## [Extract provided]
____

# 2011 Cruze LS upgrade to 17in factory rims



## Kinmartin0789 (Feb 18, 2011)

Hey i have the 2011 Cruze LS with the steelies. i want to get rims for my car and im kind of looking to get the factory rims from here.

Accessories Details

I see the price is almost 900 dollars without the tps monitoring system put in, am i able to take that out of the 16in steel rims and put them into the 17s? or should i find aftermarket rims to replace them? will i be looking at the same price?


----------



## TSURacing (Jan 1, 2011)

You should be able to swap the TPMS sensors out of the steelies, unless there is some reason that the sensors are differenct from the steel wheels to the alloys. I wouldnt think so. 
Take a look around at aftermarket rims and see if theres something you like. There will be more options for our weird bolt pattern later this year. You can do a better price than that aftermarket, but its all about finiding a style you like.
Remeber it will cost you 500 600 more for tires too.

Do you live in a northern state where you might want to keep the steelies for winter tire use?


----------



## elwood58 (Feb 2, 2011)

Tire Rack has a number of wheels to choose from. Some really nice wheels for nearly half that $900.

Tire Rack - Your performance experts for tires and wheels


----------



## shawn672 (Oct 31, 2010)

It's about $500 for cheap aftermarket wheels, but they're so cost effective because they're not very good. Besides 1 brand? I would hold off for now, like TSU said more companies have already said they'll make wheels in our size once springs hits, and expect to pay about 600-900 for good aftermarket wheels, if not more


----------



## Patman (May 7, 2011)

Look on Ebay. I just saw this add *2011 Chevy Cruze 17" Wheels Rims w/ Tires Set 4 LKQ $637
*

Check it out. I though about snagging them up myself for my LS but I only have 6500 on my LS. Maybe when it is time to replace my tires.? Not that important to me now! I have other expenses(High School tuition etc).


----------



## NBrehm (Jun 27, 2011)

17" Alloy Wheels for 2011 Chevy Chevrolet Cruze Set-4 | eBay

You can re-use your TPMS sensors but you'd still need tires. I just bought a set of these for my snows, shipping was reasonable too


----------



## Senistr (Jul 28, 2011)

I have some 17" aftermarket rims on my LS and they are very good. Used Tirerack.com for everything and for $1134 I got all 4 wheels, tires, TPMS, mount and balance done. The thing is when you mount the new wheels on you have to recalibrate the TPMS to the vehicle which can be done at Discount Tires for like $30 unless you have the tool to do it yourself.


----------

____

## [Dataset entries]
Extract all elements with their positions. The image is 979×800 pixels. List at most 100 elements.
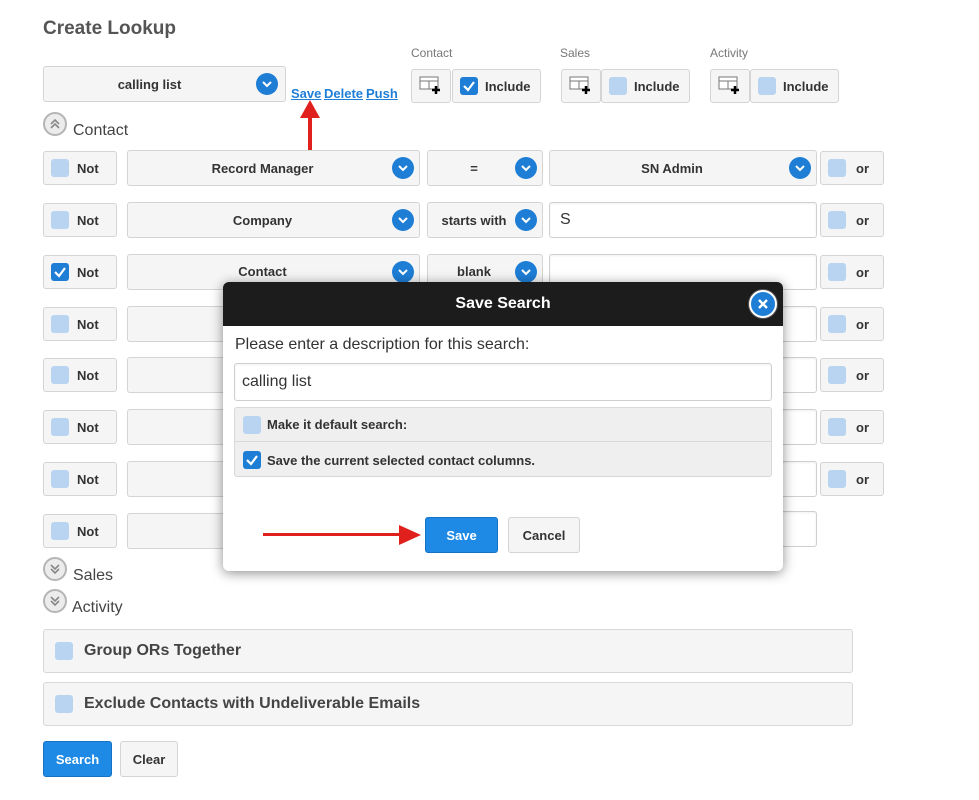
or-label: or	[856, 212, 869, 228]
expand-sales-button[interactable]	[43, 557, 67, 581]
save-link[interactable]: Save	[291, 86, 321, 101]
not-checkbox[interactable]	[51, 315, 69, 333]
or-toggle[interactable]: or	[820, 255, 884, 289]
dialog-cancel-button[interactable]: Cancel	[508, 517, 580, 553]
or-toggle[interactable]: or	[820, 307, 884, 341]
add-contact-column-button[interactable]	[411, 69, 451, 103]
clear-button[interactable]: Clear	[120, 741, 178, 777]
or-checkbox[interactable]	[828, 211, 846, 229]
not-toggle[interactable]: Not	[43, 514, 117, 548]
not-label: Not	[77, 471, 99, 487]
field-select[interactable]	[127, 461, 227, 497]
chevron-down-icon	[515, 261, 537, 283]
not-toggle[interactable]: Not	[43, 307, 117, 341]
not-label: Not	[77, 367, 99, 383]
push-link[interactable]: Push	[366, 86, 398, 101]
or-toggle[interactable]: or	[820, 358, 884, 392]
not-toggle[interactable]: Not	[43, 358, 117, 392]
exclude-undeliverable-label: Exclude Contacts with Undeliverable Emai…	[84, 695, 421, 712]
field-select[interactable]	[127, 357, 227, 393]
annotation-arrow-up	[300, 100, 320, 150]
or-checkbox[interactable]	[828, 470, 846, 488]
chevron-double-down-icon	[50, 596, 60, 607]
not-checkbox[interactable]	[51, 263, 69, 281]
activity-include-checkbox[interactable]	[758, 77, 776, 95]
field-select-value: Record Manager	[211, 160, 314, 176]
not-checkbox[interactable]	[51, 211, 69, 229]
save-columns-option[interactable]: Save the current selected contact column…	[235, 443, 771, 477]
not-toggle[interactable]: Not	[43, 151, 117, 185]
group-ors-checkbox[interactable]	[55, 642, 73, 660]
not-label: Not	[77, 523, 99, 539]
operator-select[interactable]: =	[427, 150, 543, 186]
chevron-down-icon	[256, 73, 278, 95]
field-select[interactable]	[127, 409, 227, 445]
or-checkbox[interactable]	[828, 263, 846, 281]
or-checkbox[interactable]	[828, 418, 846, 436]
not-checkbox[interactable]	[51, 366, 69, 384]
saved-search-value: calling list	[117, 76, 182, 92]
sales-include-checkbox[interactable]	[609, 77, 627, 95]
field-select[interactable]	[127, 513, 227, 549]
add-activity-column-button[interactable]	[710, 69, 750, 103]
dialog-header: Save Search	[223, 282, 783, 326]
exclude-undeliverable-option[interactable]: Exclude Contacts with Undeliverable Emai…	[43, 682, 853, 726]
not-checkbox[interactable]	[51, 470, 69, 488]
contact-include-checkbox[interactable]	[460, 77, 478, 95]
not-checkbox[interactable]	[51, 418, 69, 436]
add-sales-column-button[interactable]	[561, 69, 601, 103]
or-checkbox[interactable]	[828, 159, 846, 177]
default-search-checkbox[interactable]	[243, 415, 261, 434]
expand-activity-button[interactable]	[43, 589, 67, 613]
sales-include-label: Include	[634, 78, 680, 94]
exclude-undeliverable-checkbox[interactable]	[55, 695, 73, 713]
save-search-dialog: Save Search Please enter a description f…	[223, 282, 783, 571]
close-button[interactable]	[749, 290, 777, 318]
not-checkbox[interactable]	[51, 159, 69, 177]
or-toggle[interactable]: or	[820, 462, 884, 496]
sales-include-toggle[interactable]: Include	[601, 69, 690, 103]
or-label: or	[856, 419, 869, 435]
activity-group-label: Activity	[710, 46, 749, 60]
add-column-icon	[569, 76, 590, 94]
activity-include-toggle[interactable]: Include	[750, 69, 839, 103]
default-search-option[interactable]: Make it default search:	[235, 408, 771, 442]
contact-include-label: Include	[485, 78, 531, 94]
or-toggle[interactable]: or	[820, 151, 884, 185]
chevron-down-icon	[392, 261, 414, 283]
collapse-contact-button[interactable]	[43, 112, 67, 136]
field-select[interactable]	[127, 306, 227, 342]
not-label: Not	[77, 419, 99, 435]
or-toggle[interactable]: or	[820, 203, 884, 237]
group-ors-label: Group ORs Together	[84, 642, 242, 659]
or-toggle[interactable]: or	[820, 410, 884, 444]
field-select[interactable]: Company	[127, 202, 420, 238]
sales-section-label: Sales	[73, 567, 114, 584]
contact-include-toggle[interactable]: Include	[452, 69, 541, 103]
saved-search-select[interactable]: calling list	[43, 66, 286, 102]
or-label: or	[856, 264, 869, 280]
group-ors-option[interactable]: Group ORs Together	[43, 629, 853, 673]
or-label: or	[856, 316, 869, 332]
chevron-down-icon	[515, 157, 537, 179]
not-toggle[interactable]: Not	[43, 255, 117, 289]
contact-section-label: Contact	[73, 122, 129, 139]
save-columns-checkbox[interactable]	[243, 451, 261, 469]
search-button[interactable]: Search	[43, 741, 112, 777]
value-input[interactable]: S	[549, 202, 817, 238]
not-toggle[interactable]: Not	[43, 203, 117, 237]
delete-link[interactable]: Delete	[324, 86, 363, 101]
or-label: or	[856, 367, 869, 383]
not-toggle[interactable]: Not	[43, 410, 117, 444]
activity-section-label: Activity	[72, 599, 123, 616]
not-label: Not	[77, 160, 99, 176]
operator-select[interactable]: starts with	[427, 202, 543, 238]
value-select[interactable]: SN Admin	[549, 150, 817, 186]
or-checkbox[interactable]	[828, 315, 846, 333]
description-input[interactable]: calling list	[234, 363, 772, 401]
field-select[interactable]: Record Manager	[127, 150, 420, 186]
or-checkbox[interactable]	[828, 366, 846, 384]
not-toggle[interactable]: Not	[43, 462, 117, 496]
not-checkbox[interactable]	[51, 522, 69, 540]
dialog-save-button[interactable]: Save	[425, 517, 498, 553]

____

## [Instructions]
• 1. Write out everything in the Cruze rims thread from "Remeber it will" down to "half that $900.", with no changes.
• 2. Which usernames posted in the Cruze rims thread?
You can answer without the entries.

## [Results for the exercise]
• 1.
Remeber it will cost you 500 600 more for tires too.

Do you live in a northern state where you might want to keep the steelies for winter tire use?


----------



## elwood58 (Feb 2, 2011)

Tire Rack has a number of wheels to choose from. Some really nice wheels for nearly half that $900.

• 2.
Kinmartin0789
TSURacing
elwood58
shawn672
Patman
NBrehm
Senistr